__Set exercise__. Your answer is a single number: the count of lines that contain the string "Nuovi".

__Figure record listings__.
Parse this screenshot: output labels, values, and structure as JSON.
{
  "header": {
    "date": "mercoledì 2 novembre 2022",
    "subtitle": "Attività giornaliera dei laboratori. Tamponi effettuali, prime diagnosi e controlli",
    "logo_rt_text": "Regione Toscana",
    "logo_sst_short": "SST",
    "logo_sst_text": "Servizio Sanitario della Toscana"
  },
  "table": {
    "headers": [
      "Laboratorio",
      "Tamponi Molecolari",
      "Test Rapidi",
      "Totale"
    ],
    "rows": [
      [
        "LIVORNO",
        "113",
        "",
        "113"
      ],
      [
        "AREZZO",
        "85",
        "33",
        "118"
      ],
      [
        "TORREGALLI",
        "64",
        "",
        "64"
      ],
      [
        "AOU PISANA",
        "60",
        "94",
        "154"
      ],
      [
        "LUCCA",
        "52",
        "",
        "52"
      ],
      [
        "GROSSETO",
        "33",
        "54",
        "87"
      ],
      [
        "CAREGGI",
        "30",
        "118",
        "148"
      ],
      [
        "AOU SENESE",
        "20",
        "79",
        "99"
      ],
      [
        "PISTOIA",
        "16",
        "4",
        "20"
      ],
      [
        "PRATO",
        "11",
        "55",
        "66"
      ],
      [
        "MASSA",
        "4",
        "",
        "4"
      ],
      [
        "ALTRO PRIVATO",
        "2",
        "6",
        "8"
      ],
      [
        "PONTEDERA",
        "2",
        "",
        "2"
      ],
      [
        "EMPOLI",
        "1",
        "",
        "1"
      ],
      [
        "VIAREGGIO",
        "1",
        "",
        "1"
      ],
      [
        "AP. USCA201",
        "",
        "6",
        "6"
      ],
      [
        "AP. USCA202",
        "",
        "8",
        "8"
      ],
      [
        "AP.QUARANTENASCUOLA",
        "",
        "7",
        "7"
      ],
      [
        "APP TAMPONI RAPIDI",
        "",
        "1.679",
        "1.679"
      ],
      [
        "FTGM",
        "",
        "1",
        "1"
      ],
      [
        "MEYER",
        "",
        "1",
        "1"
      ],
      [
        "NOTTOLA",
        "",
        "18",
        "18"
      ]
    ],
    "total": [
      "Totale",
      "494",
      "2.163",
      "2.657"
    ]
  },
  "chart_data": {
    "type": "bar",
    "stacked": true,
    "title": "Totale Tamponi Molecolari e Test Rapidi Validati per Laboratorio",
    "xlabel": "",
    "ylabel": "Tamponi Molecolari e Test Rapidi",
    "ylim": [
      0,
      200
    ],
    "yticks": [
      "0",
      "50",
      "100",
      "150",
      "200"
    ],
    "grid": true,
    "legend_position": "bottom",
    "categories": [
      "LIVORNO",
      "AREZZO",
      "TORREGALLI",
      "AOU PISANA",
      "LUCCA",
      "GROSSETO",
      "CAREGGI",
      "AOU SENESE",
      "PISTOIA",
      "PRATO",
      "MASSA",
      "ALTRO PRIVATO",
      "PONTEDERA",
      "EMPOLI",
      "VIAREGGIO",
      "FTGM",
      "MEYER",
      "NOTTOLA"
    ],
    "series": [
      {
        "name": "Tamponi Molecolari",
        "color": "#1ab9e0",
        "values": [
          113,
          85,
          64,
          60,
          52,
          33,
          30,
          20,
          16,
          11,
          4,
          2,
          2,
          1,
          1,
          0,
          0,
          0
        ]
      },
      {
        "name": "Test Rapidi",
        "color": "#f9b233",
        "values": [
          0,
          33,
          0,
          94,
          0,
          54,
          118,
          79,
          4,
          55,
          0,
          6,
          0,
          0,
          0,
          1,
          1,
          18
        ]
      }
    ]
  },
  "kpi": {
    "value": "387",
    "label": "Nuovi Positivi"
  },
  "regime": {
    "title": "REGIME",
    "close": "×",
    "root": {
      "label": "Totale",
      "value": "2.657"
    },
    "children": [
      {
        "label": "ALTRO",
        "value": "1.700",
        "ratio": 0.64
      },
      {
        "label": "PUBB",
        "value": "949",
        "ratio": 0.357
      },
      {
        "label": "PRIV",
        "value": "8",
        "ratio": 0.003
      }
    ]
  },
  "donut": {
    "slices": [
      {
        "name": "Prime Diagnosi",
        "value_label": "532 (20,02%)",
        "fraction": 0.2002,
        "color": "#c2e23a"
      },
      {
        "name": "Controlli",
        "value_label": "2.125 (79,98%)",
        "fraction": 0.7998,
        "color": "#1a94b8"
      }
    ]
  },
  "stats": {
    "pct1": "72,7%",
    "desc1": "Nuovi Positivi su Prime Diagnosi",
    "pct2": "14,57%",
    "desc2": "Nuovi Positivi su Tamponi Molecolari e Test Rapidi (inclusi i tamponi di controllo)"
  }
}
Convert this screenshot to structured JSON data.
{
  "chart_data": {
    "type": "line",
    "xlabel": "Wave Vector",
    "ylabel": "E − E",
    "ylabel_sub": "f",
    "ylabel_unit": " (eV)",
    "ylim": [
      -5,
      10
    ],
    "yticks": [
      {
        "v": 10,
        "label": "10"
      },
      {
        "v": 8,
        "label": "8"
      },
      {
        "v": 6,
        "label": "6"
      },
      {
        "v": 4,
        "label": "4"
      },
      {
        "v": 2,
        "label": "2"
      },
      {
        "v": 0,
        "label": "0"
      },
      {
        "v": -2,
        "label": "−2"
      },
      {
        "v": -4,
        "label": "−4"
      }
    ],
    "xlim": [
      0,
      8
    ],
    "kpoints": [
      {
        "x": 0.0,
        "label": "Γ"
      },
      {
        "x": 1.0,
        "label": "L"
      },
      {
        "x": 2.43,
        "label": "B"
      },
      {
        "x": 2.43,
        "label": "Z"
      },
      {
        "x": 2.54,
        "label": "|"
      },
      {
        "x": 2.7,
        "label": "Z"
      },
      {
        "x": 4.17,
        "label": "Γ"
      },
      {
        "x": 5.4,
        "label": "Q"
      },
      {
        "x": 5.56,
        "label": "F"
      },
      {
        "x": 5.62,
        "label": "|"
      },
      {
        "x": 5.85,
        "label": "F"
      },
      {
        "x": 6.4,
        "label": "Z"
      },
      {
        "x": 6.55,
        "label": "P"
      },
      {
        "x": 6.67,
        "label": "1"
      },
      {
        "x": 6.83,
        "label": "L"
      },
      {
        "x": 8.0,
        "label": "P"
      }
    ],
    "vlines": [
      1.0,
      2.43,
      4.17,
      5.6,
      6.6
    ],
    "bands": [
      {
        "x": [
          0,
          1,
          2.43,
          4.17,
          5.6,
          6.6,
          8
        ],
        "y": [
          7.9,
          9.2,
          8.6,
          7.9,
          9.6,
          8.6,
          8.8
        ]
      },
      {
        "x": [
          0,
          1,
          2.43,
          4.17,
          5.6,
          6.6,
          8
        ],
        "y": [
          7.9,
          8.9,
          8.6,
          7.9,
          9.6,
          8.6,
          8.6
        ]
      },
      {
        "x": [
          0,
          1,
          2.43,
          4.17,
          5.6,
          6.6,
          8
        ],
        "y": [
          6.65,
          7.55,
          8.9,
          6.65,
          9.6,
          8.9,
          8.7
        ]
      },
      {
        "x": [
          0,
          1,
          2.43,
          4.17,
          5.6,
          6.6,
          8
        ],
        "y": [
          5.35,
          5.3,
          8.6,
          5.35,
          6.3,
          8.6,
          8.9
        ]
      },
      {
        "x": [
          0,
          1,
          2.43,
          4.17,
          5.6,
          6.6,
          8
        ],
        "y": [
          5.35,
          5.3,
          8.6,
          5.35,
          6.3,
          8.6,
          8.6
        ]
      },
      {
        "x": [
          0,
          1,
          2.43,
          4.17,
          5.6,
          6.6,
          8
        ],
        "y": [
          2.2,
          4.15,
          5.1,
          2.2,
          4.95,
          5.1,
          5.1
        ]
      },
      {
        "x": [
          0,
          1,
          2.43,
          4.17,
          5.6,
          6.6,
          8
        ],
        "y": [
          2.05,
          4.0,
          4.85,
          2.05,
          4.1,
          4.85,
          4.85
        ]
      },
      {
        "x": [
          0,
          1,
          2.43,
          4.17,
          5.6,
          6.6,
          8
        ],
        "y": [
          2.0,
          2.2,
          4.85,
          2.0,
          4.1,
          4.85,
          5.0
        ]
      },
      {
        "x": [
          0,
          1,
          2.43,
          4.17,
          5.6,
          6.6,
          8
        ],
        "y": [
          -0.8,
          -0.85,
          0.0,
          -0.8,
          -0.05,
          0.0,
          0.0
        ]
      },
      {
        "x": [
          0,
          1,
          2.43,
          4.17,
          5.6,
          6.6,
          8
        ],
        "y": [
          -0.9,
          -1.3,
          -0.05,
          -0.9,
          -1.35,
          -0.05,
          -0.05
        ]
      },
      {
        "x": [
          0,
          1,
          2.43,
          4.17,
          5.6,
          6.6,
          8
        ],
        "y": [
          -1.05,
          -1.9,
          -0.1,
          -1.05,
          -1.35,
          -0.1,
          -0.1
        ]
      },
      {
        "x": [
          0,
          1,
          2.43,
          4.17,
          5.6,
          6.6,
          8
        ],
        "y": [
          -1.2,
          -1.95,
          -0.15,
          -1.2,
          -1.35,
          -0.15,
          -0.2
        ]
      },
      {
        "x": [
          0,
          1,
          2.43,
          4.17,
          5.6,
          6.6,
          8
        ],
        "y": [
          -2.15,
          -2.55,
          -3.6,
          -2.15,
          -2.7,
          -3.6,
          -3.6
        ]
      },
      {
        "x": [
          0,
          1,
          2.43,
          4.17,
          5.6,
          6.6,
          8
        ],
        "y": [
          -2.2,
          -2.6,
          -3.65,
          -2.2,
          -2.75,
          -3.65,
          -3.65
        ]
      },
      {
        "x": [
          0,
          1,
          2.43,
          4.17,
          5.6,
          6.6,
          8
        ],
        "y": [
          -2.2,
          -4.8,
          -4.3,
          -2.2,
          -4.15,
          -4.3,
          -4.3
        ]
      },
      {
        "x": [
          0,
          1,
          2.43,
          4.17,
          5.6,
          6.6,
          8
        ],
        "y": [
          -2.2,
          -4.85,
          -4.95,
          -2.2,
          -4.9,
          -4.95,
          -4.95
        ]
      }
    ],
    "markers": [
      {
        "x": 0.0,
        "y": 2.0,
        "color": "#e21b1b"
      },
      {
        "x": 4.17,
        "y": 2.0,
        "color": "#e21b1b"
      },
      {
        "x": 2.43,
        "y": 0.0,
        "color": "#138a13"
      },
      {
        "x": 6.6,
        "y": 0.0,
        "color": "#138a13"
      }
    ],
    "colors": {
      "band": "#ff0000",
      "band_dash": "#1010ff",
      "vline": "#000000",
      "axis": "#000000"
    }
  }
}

__Response for this exercise__. 3